TEXTO FORNECIDO —
* * * *
Snow Cake


Não sou doida por blockbusters. Pelo contrário. Já descobri há muito que às vezes se encontram verdadeiros tesouros entre aquilo que não é tão consumido. Snow Cake é um desses tesouros. Autêntica pérola sobre o autismo (de que eu sabia quase nada) e sobre a natureza humana.


Trata-se de uma história relativamente simples. Do poder das amizades inesperadas, de mundos ditos incomunicáveis que afinal se tocam, de pessoas que descobrem em si uma força que desconheciam, de demónios interiores que se exorcizam. De diferenças e semelhanças. No fundo, trata de cada um de nós.


Uma das três personagens principais do filme é um forasteiro, Alex Hughes (o grande Alan Rickman, que não deveria ser só recordado pelo papel em Harry Potter!) que, relutantemente, aceita dar boleia à jovem alegre e descontraída Vivienne Freeman (Emily Hampshire) até à sua casa em Wawa. Aspirante a escritora, Vivienne aproxima-se de Alex com a crença de que, já que ele parece tão solitário, deve ter uma boa história de vida para contar. Mas, tragicamente, ela não chegará a casa. O carro onde seguem tem um acidente, do qual Alex escapa ileso e Vivienne tem morte instantânea. O resto da história passa-se em Wawa, com Alex a tentar redimir-se de uma culpa que lhe pesa, ajudando a mãe autista de Vivienne, Linda, a preparar o funeral. De facto, a personagem chave desta história é, inquestionavelmente, Linda.
* * * *
SECÇÃO DE DADOS —

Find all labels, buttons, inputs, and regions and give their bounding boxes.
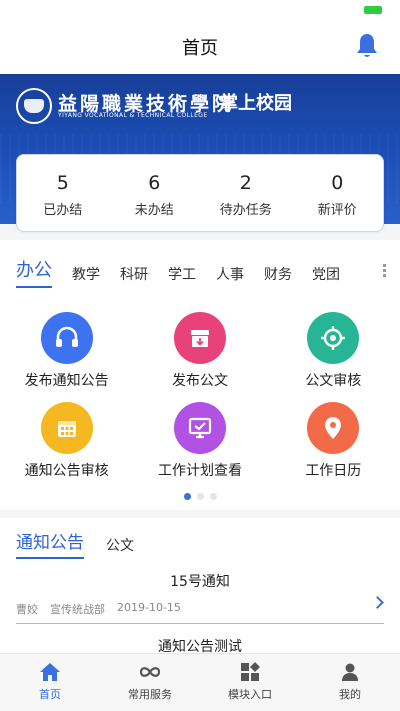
* * * *
EXERCÍCIO ESCRITO —
Reproduza o texto fornecido desde "Uma das três" até "é, inquestionavelmente, Linda.", incluindo estas últimas palavras. Os dados não têm qualquer relação com o texto fornecido.

RESULTADO —
Uma das três personagens principais do filme é um forasteiro, Alex Hughes (o grande Alan Rickman, que não deveria ser só recordado pelo papel em Harry Potter!) que, relutantemente, aceita dar boleia à jovem alegre e descontraída Vivienne Freeman (Emily Hampshire) até à sua casa em Wawa. Aspirante a escritora, Vivienne aproxima-se de Alex com a crença de que, já que ele parece tão solitário, deve ter uma boa história de vida para contar. Mas, tragicamente, ela não chegará a casa. O carro onde seguem tem um acidente, do qual Alex escapa ileso e Vivienne tem morte instantânea. O resto da história passa-se em Wawa, com Alex a tentar redimir-se de uma culpa que lhe pesa, ajudando a mãe autista de Vivienne, Linda, a preparar o funeral. De facto, a personagem chave desta história é, inquestionavelmente, Linda.